Recorded data:
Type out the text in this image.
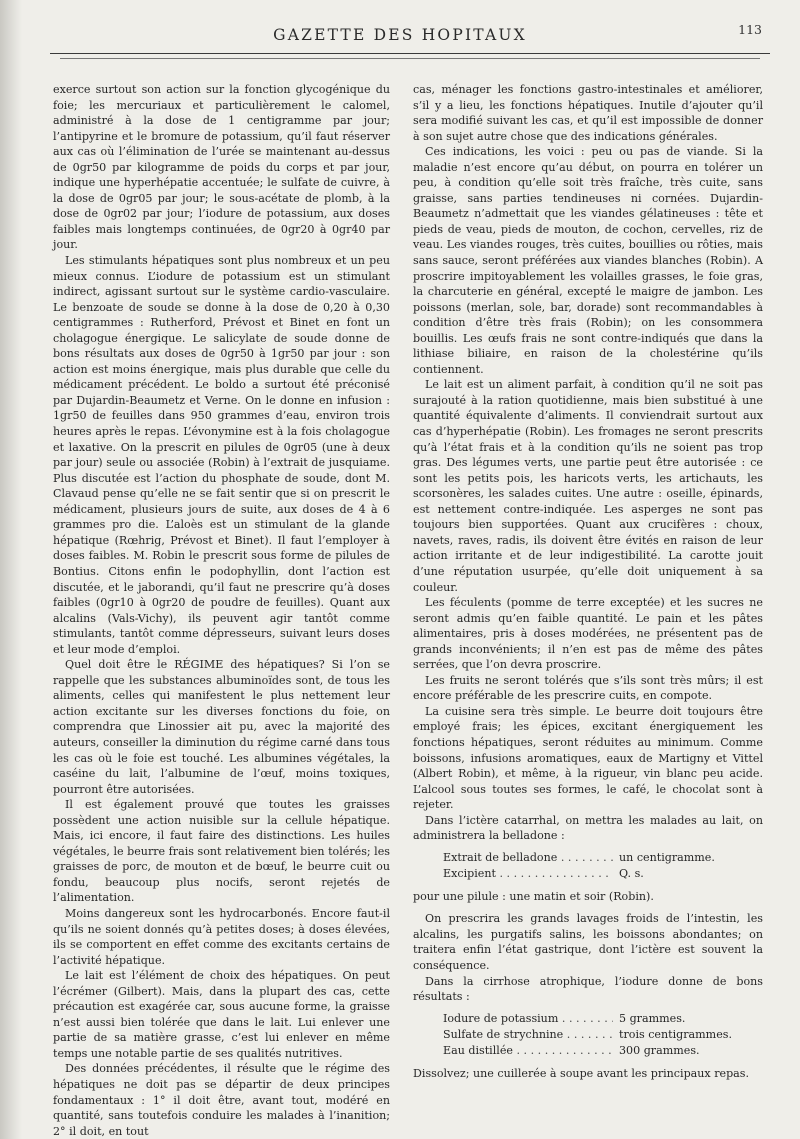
GAZETTE DES HOPITAUX	113

exerce surtout son action sur la fonction glycogénique du foie; les mercuriaux et particulièrement le calomel, administré à la dose de 1 centigramme par jour; l’antipyrine et le bromure de potassium, qu’il faut réserver aux cas où l’élimination de l’urée se maintenant au-dessus de 0gr50 par kilogramme de poids du corps et par jour, indique une hyperhépatie accentuée; le sulfate de cuivre, à la dose de 0gr05 par jour; le sous-acétate de plomb, à la dose de 0gr02 par jour; l’iodure de potassium, aux doses faibles mais longtemps continuées, de 0gr20 à 0gr40 par jour.

Les stimulants hépatiques sont plus nombreux et un peu mieux connus. L’iodure de potassium est un stimulant indirect, agissant surtout sur le système cardio-vasculaire. Le benzoate de soude se donne à la dose de 0,20 à 0,30 centigrammes : Rutherford, Prévost et Binet en font un cholagogue énergique. Le salicylate de soude donne de bons résultats aux doses de 0gr50 à 1gr50 par jour : son action est moins énergique, mais plus durable que celle du médicament précédent. Le boldo a surtout été préconisé par Dujardin-Beaumetz et Verne. On le donne en infusion : 1gr50 de feuilles dans 950 grammes d’eau, environ trois heures après le repas. L’évonymine est à la fois cholagogue et laxative. On la prescrit en pilules de 0gr05 (une à deux par jour) seule ou associée (Robin) à l’extrait de jusquiame. Plus discutée est l’action du phosphate de soude, dont M. Clavaud pense qu’elle ne se fait sentir que si on prescrit le médicament, plusieurs jours de suite, aux doses de 4 à 6 grammes pro die. L’aloès est un stimulant de la glande hépatique (Rœhrig, Prévost et Binet). Il faut l’employer à doses faibles. M. Robin le prescrit sous forme de pilules de Bontius. Citons enfin le podophyllin, dont l’action est discutée, et le jaborandi, qu’il faut ne prescrire qu’à doses faibles (0gr10 à 0gr20 de poudre de feuilles). Quant aux alcalins (Vals-Vichy), ils peuvent agir tantôt comme stimulants, tantôt comme dépresseurs, suivant leurs doses et leur mode d’emploi.

Quel doit être le RÉGIME des hépatiques? Si l’on se rappelle que les substances albuminoïdes sont, de tous les aliments, celles qui manifestent le plus nettement leur action excitante sur les diverses fonctions du foie, on comprendra que Linossier ait pu, avec la majorité des auteurs, conseiller la diminution du régime carné dans tous les cas où le foie est touché. Les albumines végétales, la caséine du lait, l’albumine de l’œuf, moins toxiques, pourront être autorisées.

Il est également prouvé que toutes les graisses possèdent une action nuisible sur la cellule hépatique. Mais, ici encore, il faut faire des distinctions. Les huiles végétales, le beurre frais sont relativement bien tolérés; les graisses de porc, de mouton et de bœuf, le beurre cuit ou fondu, beaucoup plus nocifs, seront rejetés de l’alimentation.

Moins dangereux sont les hydrocarbonés. Encore faut-il qu’ils ne soient donnés qu’à petites doses; à doses élevées, ils se comportent en effet comme des excitants certains de l’activité hépatique.

Le lait est l’élément de choix des hépatiques. On peut l’écrémer (Gilbert). Mais, dans la plupart des cas, cette précaution est exagérée car, sous aucune forme, la graisse n’est aussi bien tolérée que dans le lait. Lui enlever une partie de sa matière grasse, c’est lui enlever en même temps une notable partie de ses qualités nutritives.

Des données précédentes, il résulte que le régime des hépatiques ne doit pas se départir de deux principes fondamentaux : 1° il doit être, avant tout, modéré en quantité, sans toutefois conduire les malades à l’inanition; 2° il doit, en tout

cas, ménager les fonctions gastro-intestinales et améliorer, s’il y a lieu, les fonctions hépatiques. Inutile d’ajouter qu’il sera modifié suivant les cas, et qu’il est impossible de donner à son sujet autre chose que des indications générales.

Ces indications, les voici : peu ou pas de viande. Si la maladie n’est encore qu’au début, on pourra en tolérer un peu, à condition qu’elle soit très fraîche, très cuite, sans graisse, sans parties tendineuses ni cornées. Dujardin-Beaumetz n’admettait que les viandes gélatineuses : tête et pieds de veau, pieds de mouton, de cochon, cervelles, riz de veau. Les viandes rouges, très cuites, bouillies ou rôties, mais sans sauce, seront préférées aux viandes blanches (Robin). A proscrire impitoyablement les volailles grasses, le foie gras, la charcuterie en général, excepté le maigre de jambon. Les poissons (merlan, sole, bar, dorade) sont recommandables à condition d’être très frais (Robin); on les consommera bouillis. Les œufs frais ne sont contre-indiqués que dans la lithiase biliaire, en raison de la cholestérine qu’ils contiennent.

Le lait est un aliment parfait, à condition qu’il ne soit pas surajouté à la ration quotidienne, mais bien substitué à une quantité équivalente d’aliments. Il conviendrait surtout aux cas d’hyperhépatie (Robin). Les fromages ne seront prescrits qu’à l’état frais et à la condition qu’ils ne soient pas trop gras. Des légumes verts, une partie peut être autorisée : ce sont les petits pois, les haricots verts, les artichauts, les scorsonères, les salades cuites. Une autre : oseille, épinards, est nettement contre-indiquée. Les asperges ne sont pas toujours bien supportées. Quant aux crucifères : choux, navets, raves, radis, ils doivent être évités en raison de leur action irritante et de leur indigestibilité. La carotte jouit d’une réputation usurpée, qu’elle doit uniquement à sa couleur.

Les féculents (pomme de terre exceptée) et les sucres ne seront admis qu’en faible quantité. Le pain et les pâtes alimentaires, pris à doses modérées, ne présentent pas de grands inconvénients; il n’en est pas de même des pâtes serrées, que l’on devra proscrire.

Les fruits ne seront tolérés que s’ils sont très mûrs; il est encore préférable de les prescrire cuits, en compote.

La cuisine sera très simple. Le beurre doit toujours être employé frais; les épices, excitant énergiquement les fonctions hépatiques, seront réduites au minimum. Comme boissons, infusions aromatiques, eaux de Martigny et Vittel (Albert Robin), et même, à la rigueur, vin blanc peu acide. L’alcool sous toutes ses formes, le café, le chocolat sont à rejeter.

Dans l’ictère catarrhal, on mettra les malades au lait, on administrera la belladone :

Extrait de belladone . . .	un centigramme.
Excipient . . .	Q. s.

pour une pilule : une matin et soir (Robin).

On prescrira les grands lavages froids de l’intestin, les alcalins, les purgatifs salins, les boissons abondantes; on traitera enfin l’état gastrique, dont l’ictère est souvent la conséquence.

Dans la cirrhose atrophique, l’iodure donne de bons résultats :

Iodure de potassium . . .	5 grammes.
Sulfate de strychnine . . .	trois centigrammes.
Eau distillée . . .	300 grammes.

Dissolvez; une cuillerée à soupe avant les principaux repas.
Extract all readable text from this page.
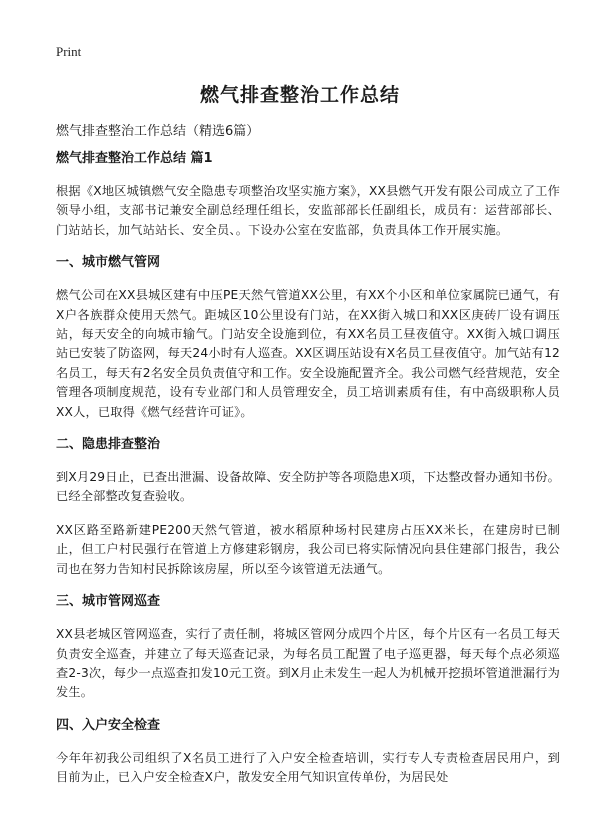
Print
燃气排查整治工作总结
燃气排查整治工作总结（精选6篇）
燃气排查整治工作总结 篇1

根据《X地区城镇燃气安全隐患专项整治攻坚实施方案》，XX县燃气开发有限公司成立了工作领导小组，支部书记兼安全副总经理任组长，安监部部长任副组长，成员有：运营部部长、门站站长，加气站站长、安全员、。下设办公室在安监部，负责具体工作开展实施。

一、城市燃气管网

燃气公司在XX县城区建有中压PE天然气管道XX公里，有XX个小区和单位家属院已通气，有X户各族群众使用天然气。距城区10公里设有门站，在XX街入城口和XX区庚砖厂设有调压站，每天安全的向城市输气。门站安全设施到位，有XX名员工昼夜值守。XX街入城口调压站已安装了防盗网，每天24小时有人巡查。XX区调压站设有X名员工昼夜值守。加气站有12名员工，每天有2名安全员负责值守和工作。安全设施配置齐全。我公司燃气经营规范，安全管理各项制度规范，设有专业部门和人员管理安全，员工培训素质有佳，有中高级职称人员XX人，已取得《燃气经营许可证》。

二、隐患排查整治

到X月29日止，已查出泄漏、设备故障、安全防护等各项隐患X项，下达整改督办通知书份。已经全部整改复查验收。

XX区路至路新建PE200天然气管道，被水稻原种场村民建房占压XX米长，在建房时已制止，但工户村民强行在管道上方修建彩钢房，我公司已将实际情况向县住建部门报告，我公司也在努力告知村民拆除该房屋，所以至今该管道无法通气。

三、城市管网巡查

XX县老城区管网巡查，实行了责任制，将城区管网分成四个片区，每个片区有一名员工每天负责安全巡查，并建立了每天巡查记录，为每名员工配置了电子巡更器，每天每个点必须巡查2-3次，每少一点巡查扣发10元工资。到X月止未发生一起人为机械开挖损坏管道泄漏行为发生。

四、入户安全检查

今年年初我公司组织了X名员工进行了入户安全检查培训，实行专人专责检查居民用户，到目前为止，已入户安全检查X户，散发安全用气知识宣传单份，为居民处
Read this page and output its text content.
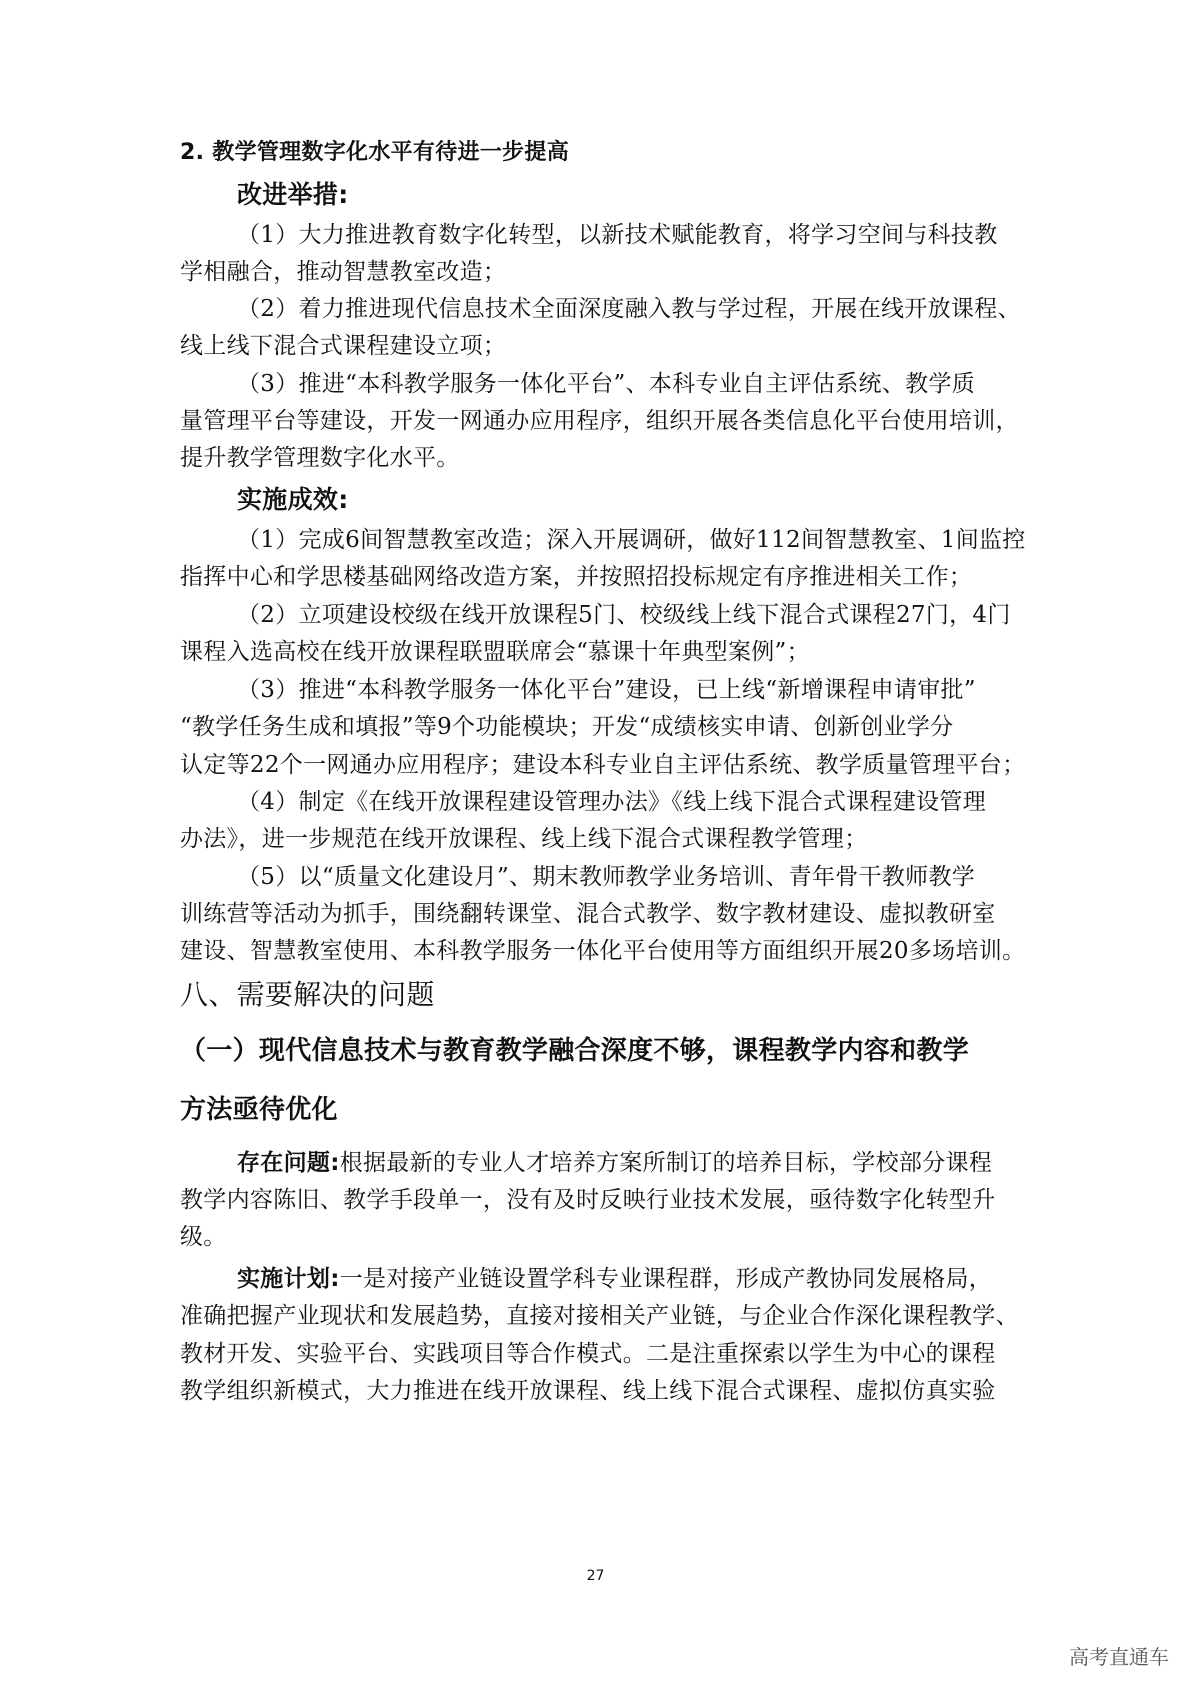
2. 教学管理数字化水平有待进一步提高
改进举措:
（1）大力推进教育数字化转型，以新技术赋能教育，将学习空间与科技教
学相融合，推动智慧教室改造；
（2）着力推进现代信息技术全面深度融入教与学过程，开展在线开放课程、
线上线下混合式课程建设立项；
（3）推进“本科教学服务一体化平台”、本科专业自主评估系统、教学质
量管理平台等建设，开发一网通办应用程序，组织开展各类信息化平台使用培训，
提升教学管理数字化水平。
实施成效:
（1）完成6间智慧教室改造；深入开展调研，做好112间智慧教室、1间监控
指挥中心和学思楼基础网络改造方案，并按照招投标规定有序推进相关工作；
（2）立项建设校级在线开放课程5门、校级线上线下混合式课程27门，4门
课程入选高校在线开放课程联盟联席会“慕课十年典型案例”；
（3）推进“本科教学服务一体化平台”建设，已上线“新增课程申请审批”
“教学任务生成和填报”等9个功能模块；开发“成绩核实申请、创新创业学分
认定等22个一网通办应用程序；建设本科专业自主评估系统、教学质量管理平台；
（4）制定《在线开放课程建设管理办法》《线上线下混合式课程建设管理
办法》，进一步规范在线开放课程、线上线下混合式课程教学管理；
（5）以“质量文化建设月”、期末教师教学业务培训、青年骨干教师教学
训练营等活动为抓手，围绕翻转课堂、混合式教学、数字教材建设、虚拟教研室
建设、智慧教室使用、本科教学服务一体化平台使用等方面组织开展20多场培训。
八、需要解决的问题
（一）现代信息技术与教育教学融合深度不够，课程教学内容和教学
方法亟待优化
存在问题:根据最新的专业人才培养方案所制订的培养目标，学校部分课程
教学内容陈旧、教学手段单一，没有及时反映行业技术发展，亟待数字化转型升
级。
实施计划:一是对接产业链设置学科专业课程群，形成产教协同发展格局，
准确把握产业现状和发展趋势，直接对接相关产业链，与企业合作深化课程教学、
教材开发、实验平台、实践项目等合作模式。二是注重探索以学生为中心的课程
教学组织新模式，大力推进在线开放课程、线上线下混合式课程、虚拟仿真实验
27
高考直通车
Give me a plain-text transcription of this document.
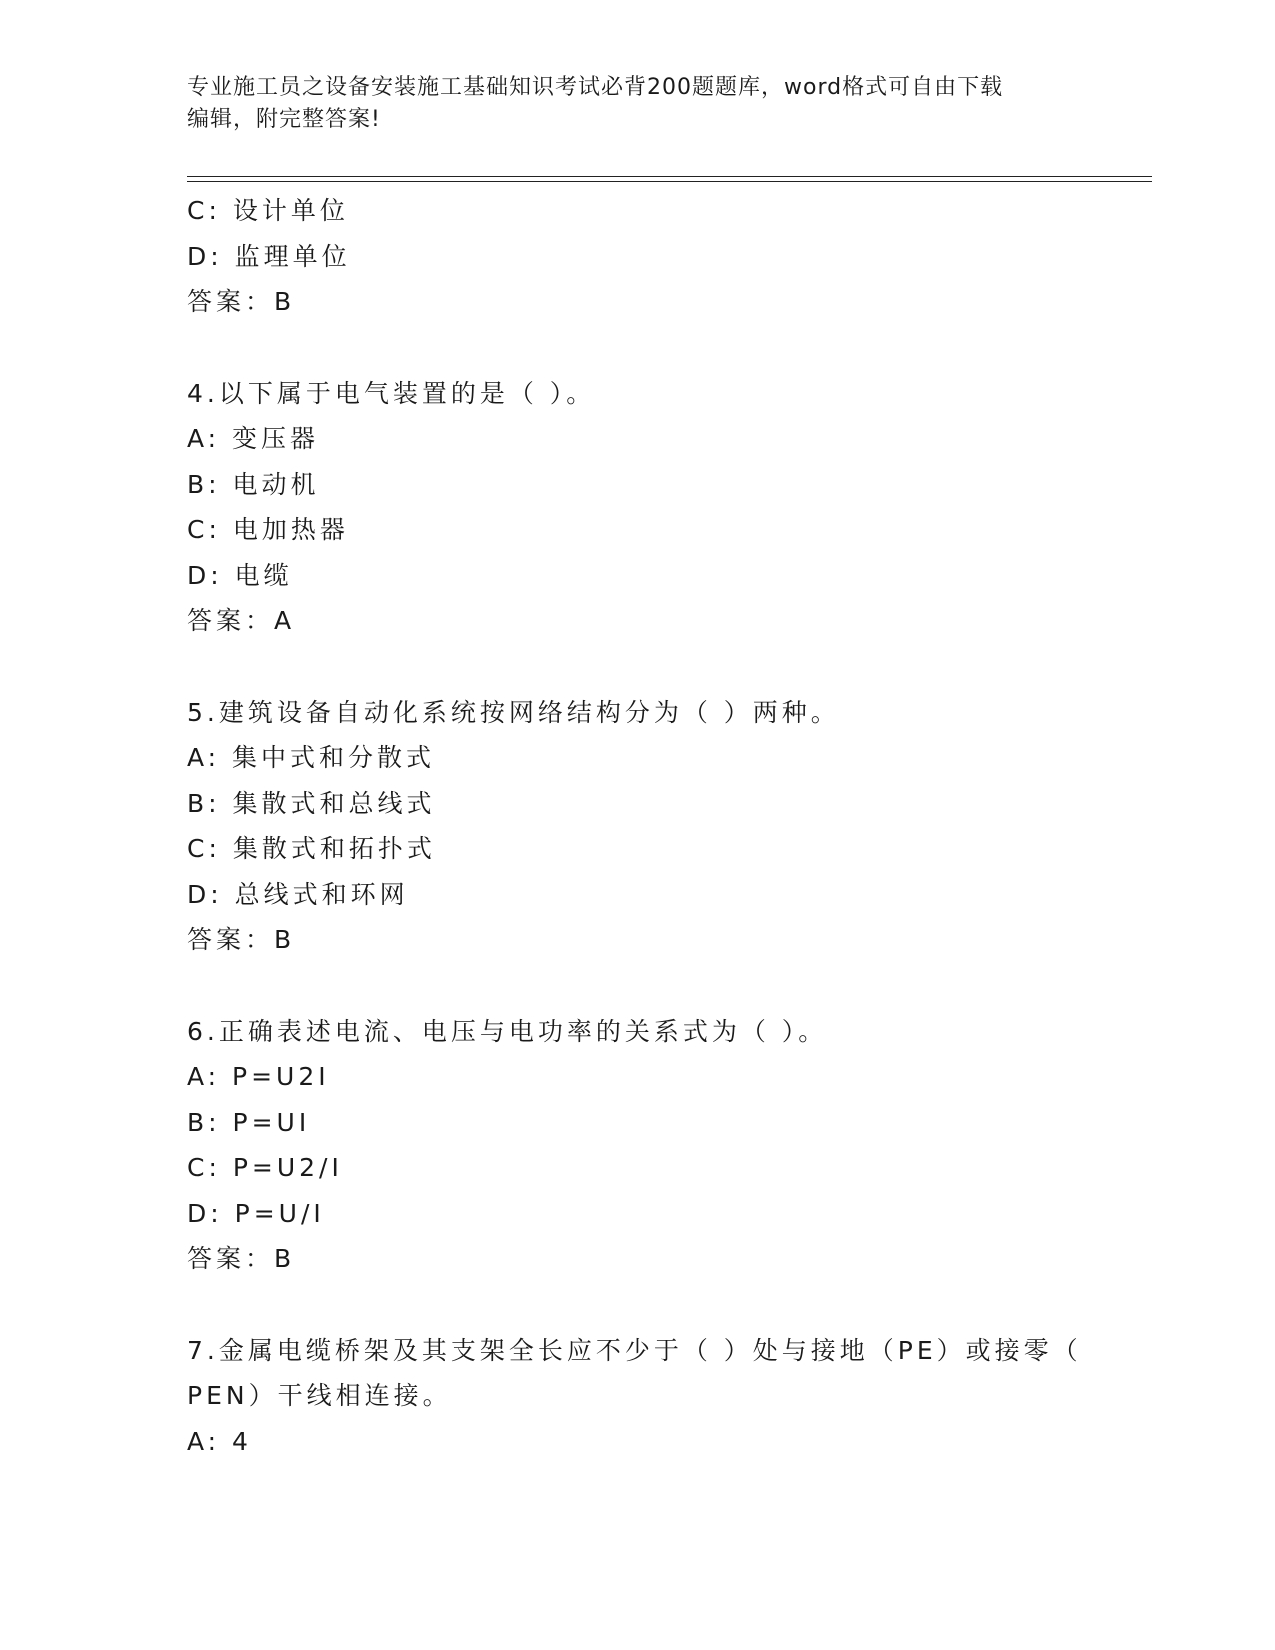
专业施工员之设备安装施工基础知识考试必背200题题库，word格式可自由下载
编辑，附完整答案!
C: 设计单位
D: 监理单位
答案：B
4.以下属于电气装置的是（ ）。
A: 变压器
B: 电动机
C: 电加热器
D: 电缆
答案：A
5.建筑设备自动化系统按网络结构分为（ ）两种。
A: 集中式和分散式
B: 集散式和总线式
C: 集散式和拓扑式
D: 总线式和环网
答案：B
6.正确表述电流、电压与电功率的关系式为（ ）。
A: P=U2I
B: P=UI
C: P=U2/I
D: P=U/I
答案：B
7.金属电缆桥架及其支架全长应不少于（ ）处与接地（PE）或接零（
PEN）干线相连接。
A: 4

:: Requirement ::
What count of lines in the listing contain the word "avant"? Reply with the number only.

:: Answer to this problem ::
2